WHAT THIS TASK INVOLVES: Repeat the listing exactly. Do not carry over any pictures.

- Opening Delimiter -

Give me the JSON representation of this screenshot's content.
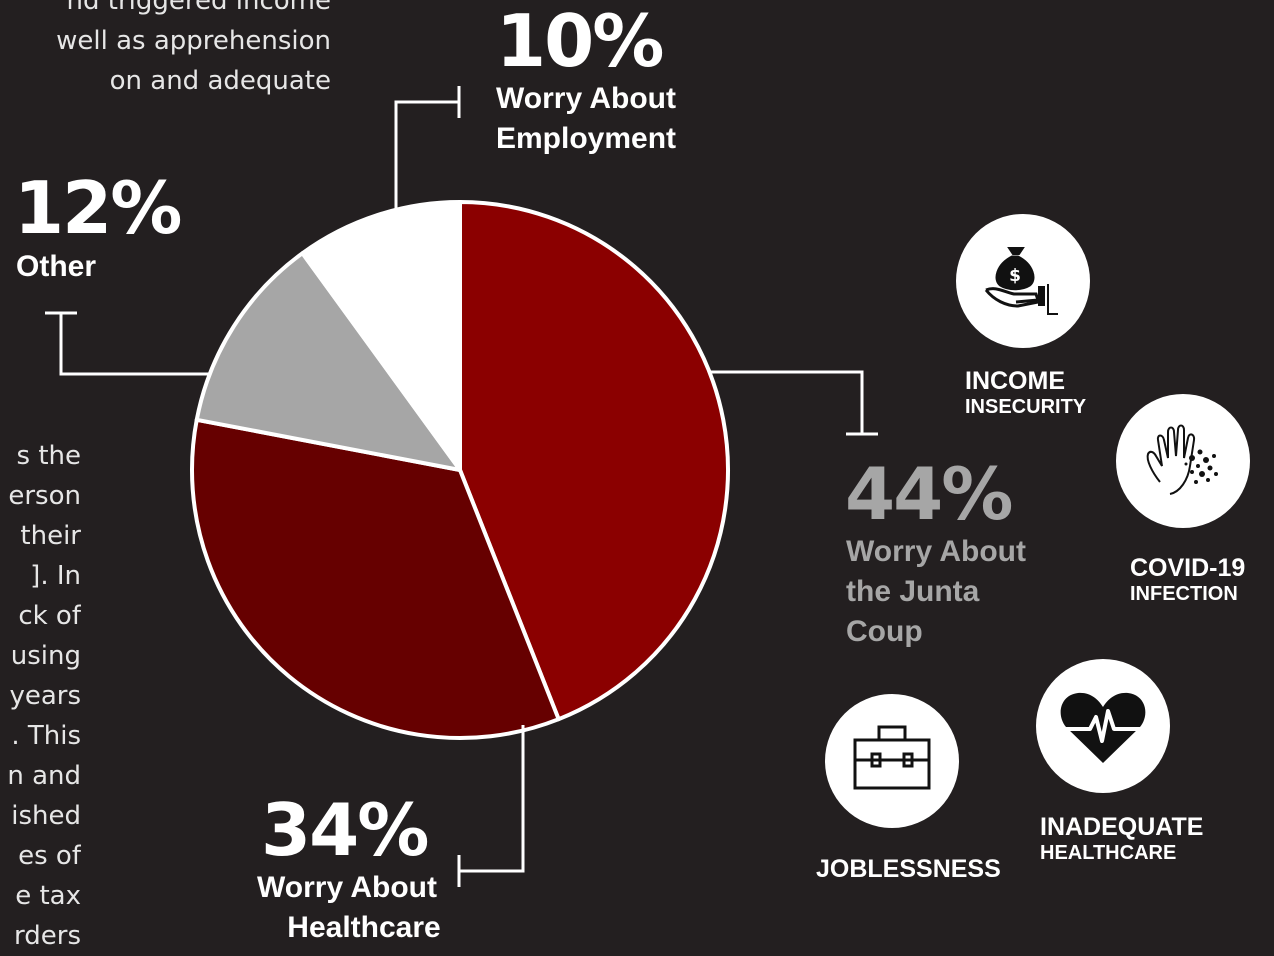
{
  "paragraph_top": [
    "nd triggered income",
    "well as apprehension",
    "on and adequate"
  ],
  "paragraph_left": [
    "s the",
    "erson",
    "their",
    "]. In",
    "ck of",
    "using",
    "years",
    ". This",
    "n and",
    "ished",
    "es of",
    "e tax",
    "rders"
  ],
  "chart_data": {
    "type": "pie",
    "title": "",
    "slices": [
      {
        "label": "Worry About the Junta Coup",
        "value": 44,
        "color": "#8b0000"
      },
      {
        "label": "Worry About Healthcare",
        "value": 34,
        "color": "#660000"
      },
      {
        "label": "Other",
        "value": 12,
        "color": "#a6a6a6"
      },
      {
        "label": "Worry About Employment",
        "value": 10,
        "color": "#ffffff"
      }
    ]
  },
  "callouts": {
    "employment": {
      "pct": "10%",
      "lines": [
        "Worry About",
        "Employment"
      ]
    },
    "other": {
      "pct": "12%",
      "lines": [
        "Other"
      ]
    },
    "junta": {
      "pct": "44%",
      "lines": [
        "Worry About",
        "the Junta",
        "Coup"
      ],
      "color": "#a6a6a6"
    },
    "healthcare": {
      "pct": "34%",
      "lines": [
        "Worry About",
        "Healthcare"
      ]
    }
  },
  "icons": {
    "income": {
      "icon": "money-bag-hand-icon",
      "line1": "INCOME",
      "line2": "INSECURITY"
    },
    "covid": {
      "icon": "virus-hand-icon",
      "line1": "COVID-19",
      "line2": "INFECTION"
    },
    "jobless": {
      "icon": "briefcase-icon",
      "line1": "JOBLESSNESS"
    },
    "healthcare": {
      "icon": "heartbeat-icon",
      "line1": "INADEQUATE",
      "line2": "HEALTHCARE"
    }
  }
}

- Closing Delimiter -

EXERCISE RESPONSE:
Give me the JSON representation of this screenshot's content.
{
  "paragraph_top": [
    "nd triggered income",
    "well as apprehension",
    "on and adequate"
  ],
  "paragraph_left": [
    "s the",
    "erson",
    "their",
    "]. In",
    "ck of",
    "using",
    "years",
    ". This",
    "n and",
    "ished",
    "es of",
    "e tax",
    "rders"
  ],
  "chart_data": {
    "type": "pie",
    "title": "",
    "slices": [
      {
        "label": "Worry About the Junta Coup",
        "value": 44,
        "color": "#8b0000"
      },
      {
        "label": "Worry About Healthcare",
        "value": 34,
        "color": "#660000"
      },
      {
        "label": "Other",
        "value": 12,
        "color": "#a6a6a6"
      },
      {
        "label": "Worry About Employment",
        "value": 10,
        "color": "#ffffff"
      }
    ]
  },
  "callouts": {
    "employment": {
      "pct": "10%",
      "lines": [
        "Worry About",
        "Employment"
      ]
    },
    "other": {
      "pct": "12%",
      "lines": [
        "Other"
      ]
    },
    "junta": {
      "pct": "44%",
      "lines": [
        "Worry About",
        "the Junta",
        "Coup"
      ],
      "color": "#a6a6a6"
    },
    "healthcare": {
      "pct": "34%",
      "lines": [
        "Worry About",
        "Healthcare"
      ]
    }
  },
  "icons": {
    "income": {
      "icon": "money-bag-hand-icon",
      "line1": "INCOME",
      "line2": "INSECURITY"
    },
    "covid": {
      "icon": "virus-hand-icon",
      "line1": "COVID-19",
      "line2": "INFECTION"
    },
    "jobless": {
      "icon": "briefcase-icon",
      "line1": "JOBLESSNESS"
    },
    "healthcare": {
      "icon": "heartbeat-icon",
      "line1": "INADEQUATE",
      "line2": "HEALTHCARE"
    }
  }
}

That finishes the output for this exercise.